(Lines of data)
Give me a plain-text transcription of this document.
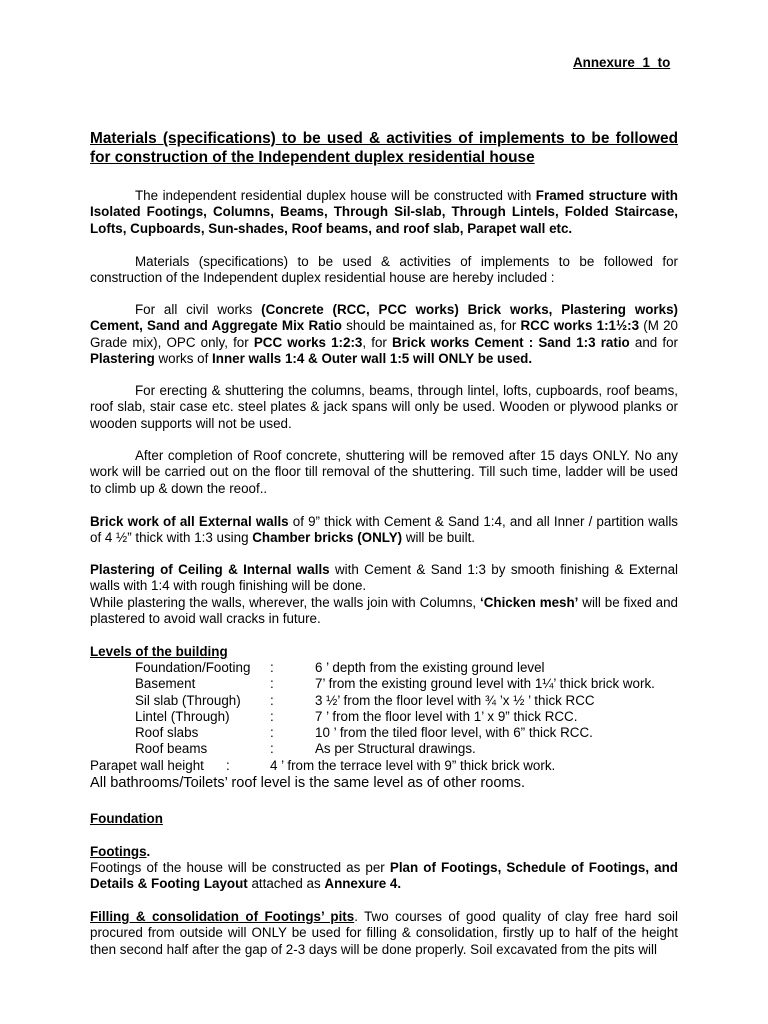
Annexure 1 to
Materials (specifications) to be used & activities of implements to be followed for construction of the Independent duplex residential house
The independent residential duplex house will be constructed with Framed structure with Isolated Footings, Columns, Beams, Through Sil-slab, Through Lintels, Folded Staircase, Lofts, Cupboards, Sun-shades, Roof beams, and roof slab, Parapet wall etc.
Materials (specifications) to be used & activities of implements to be followed for construction of the Independent duplex residential house are hereby included :
For all civil works (Concrete (RCC, PCC works) Brick works, Plastering works) Cement, Sand and Aggregate Mix Ratio should be maintained as, for RCC works 1:1½:3 (M 20 Grade mix), OPC only, for PCC works 1:2:3, for Brick works Cement : Sand 1:3 ratio and for Plastering works of Inner walls 1:4 & Outer wall 1:5 will ONLY be used.
For erecting & shuttering the columns, beams, through lintel, lofts, cupboards, roof beams, roof slab, stair case etc. steel plates & jack spans will only be used. Wooden or plywood planks or wooden supports will not be used.
After completion of Roof concrete, shuttering will be removed after 15 days ONLY. No any work will be carried out on the floor till removal of the shuttering. Till such time, ladder will be used to climb up & down the reoof..
Brick work of all External walls of 9” thick with Cement & Sand 1:4, and all Inner / partition walls of 4 ½” thick with 1:3 using Chamber bricks (ONLY) will be built.
Plastering of Ceiling & Internal walls with Cement & Sand 1:3 by smooth finishing & External walls with 1:4 with rough finishing will be done.
While plastering the walls, wherever, the walls join with Columns, ‘Chicken mesh’ will be fixed and plastered to avoid wall cracks in future.
Levels of the building
Foundation/Footing :	6 ’ depth from the existing ground level
Basement	:	7’ from the existing ground level with 1¼’ thick brick work.
Sil slab (Through) :	3 ½’ from the floor level with ¾ ’x ½ ’ thick RCC
Lintel (Through)	:	7 ’ from the floor level with 1’ x 9” thick RCC.
Roof slabs	:	10 ’ from the tiled floor level, with 6” thick RCC.
Roof beams	:	As per Structural drawings.
Parapet wall height :	4 ’ from the terrace level with 9” thick brick work.
All bathrooms/Toilets’ roof level is the same level as of other rooms.
Foundation
Footings.
Footings of the house will be constructed as per Plan of Footings, Schedule of Footings, and Details & Footing Layout attached as Annexure 4.
Filling & consolidation of Footings’ pits. Two courses of good quality of clay free hard soil procured from outside will ONLY be used for filling & consolidation, firstly up to half of the height then second half after the gap of 2-3 days will be done properly. Soil excavated from the pits will
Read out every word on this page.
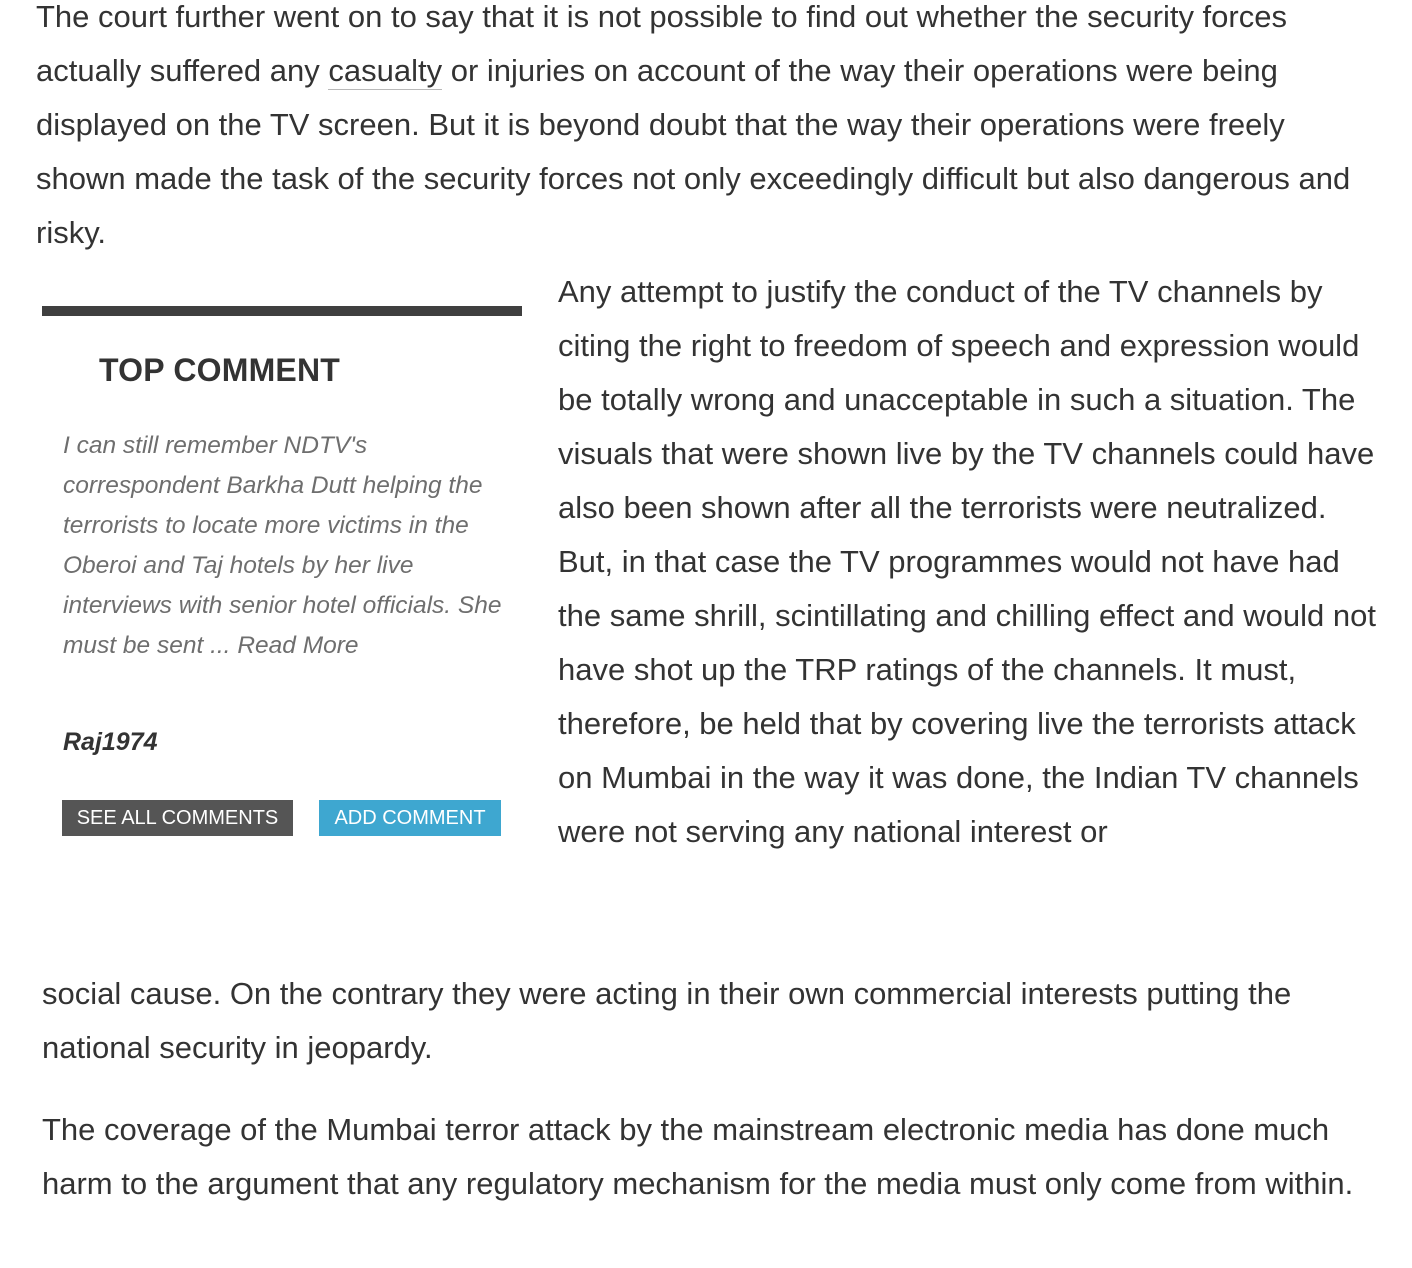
The court further went on to say that it is not possible to find out whether the security forces actually suffered any casualty or injuries on account of the way their operations were being displayed on the TV screen. But it is beyond doubt that the way their operations were freely shown made the task of the security forces not only exceedingly difficult but also dangerous and risky.

TOP COMMENT

I can still remember NDTV's correspondent Barkha Dutt helping the terrorists to locate more victims in the Oberoi and Taj hotels by her live interviews with senior hotel officials. She must be sent ... Read More

Raj1974

SEE ALL COMMENTS	ADD COMMENT

Any attempt to justify the conduct of the TV channels by citing the right to freedom of speech and expression would be totally wrong and unacceptable in such a situation. The visuals that were shown live by the TV channels could have also been shown after all the terrorists were neutralized. But, in that case the TV programmes would not have had the same shrill, scintillating and chilling effect and would not have shot up the TRP ratings of the channels. It must, therefore, be held that by covering live the terrorists attack on Mumbai in the way it was done, the Indian TV channels were not serving any national interest or

social cause. On the contrary they were acting in their own commercial interests putting the national security in jeopardy.

The coverage of the Mumbai terror attack by the mainstream electronic media has done much harm to the argument that any regulatory mechanism for the media must only come from within.
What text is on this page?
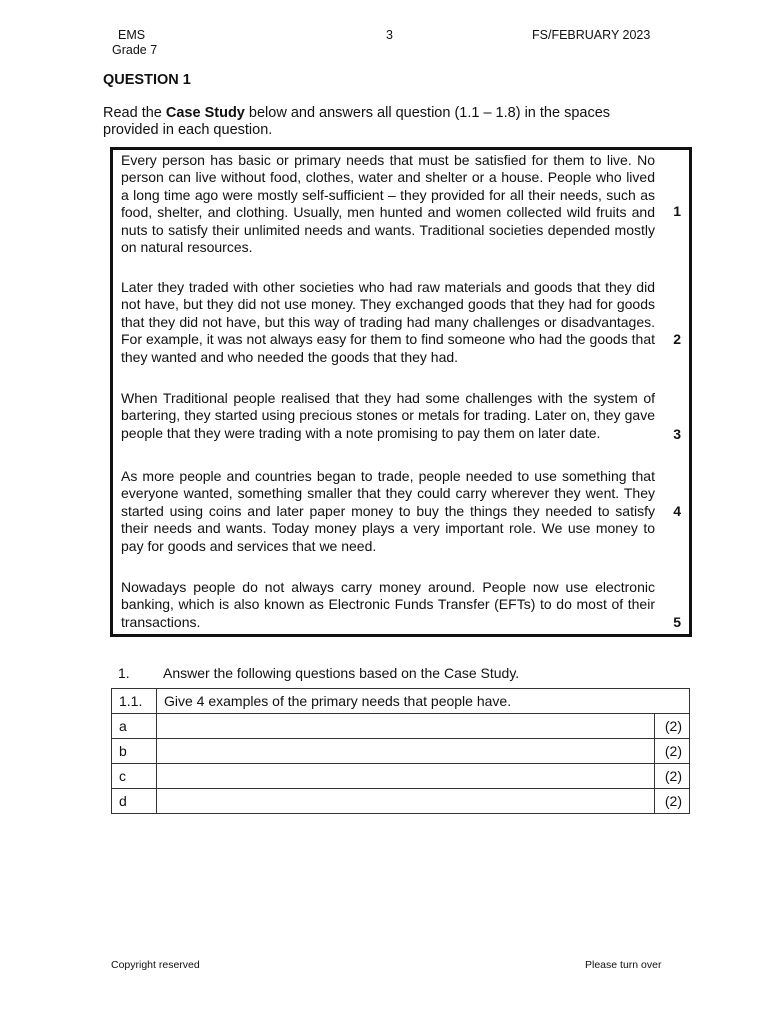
EMS
Grade 7
3	FS/FEBRUARY 2023
QUESTION 1
Read the Case Study below and answers all question (1.1 – 1.8) in the spaces provided in each question.
Every person has basic or primary needs that must be satisfied for them to live. No person can live without food, clothes, water and shelter or a house. People who lived a long time ago were mostly self-sufficient – they provided for all their needs, such as food, shelter, and clothing. Usually, men hunted and women collected wild fruits and nuts to satisfy their unlimited needs and wants. Traditional societies depended mostly on natural resources.
1
Later they traded with other societies who had raw materials and goods that they did not have, but they did not use money. They exchanged goods that they had for goods that they did not have, but this way of trading had many challenges or disadvantages. For example, it was not always easy for them to find someone who had the goods that they wanted and who needed the goods that they had.
2
When Traditional people realised that they had some challenges with the system of bartering, they started using precious stones or metals for trading. Later on, they gave people that they were trading with a note promising to pay them on later date.	3
As more people and countries began to trade, people needed to use something that everyone wanted, something smaller that they could carry wherever they went. They started using coins and later paper money to buy the things they needed to satisfy their needs and wants. Today money plays a very important role. We use money to pay for goods and services that we need.
4
Nowadays people do not always carry money around. People now use electronic banking, which is also known as Electronic Funds Transfer (EFTs) to do most of their transactions.	5
1. Answer the following questions based on the Case Study.
1.1.	Give 4 examples of the primary needs that people have.	
a		(2)
b		(2)
c		(2)
d		(2)
Copyright reserved	Please turn over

» Do this: Count every line above that holds the string "Foundation" and give the total, nothing more.

» Final result: 2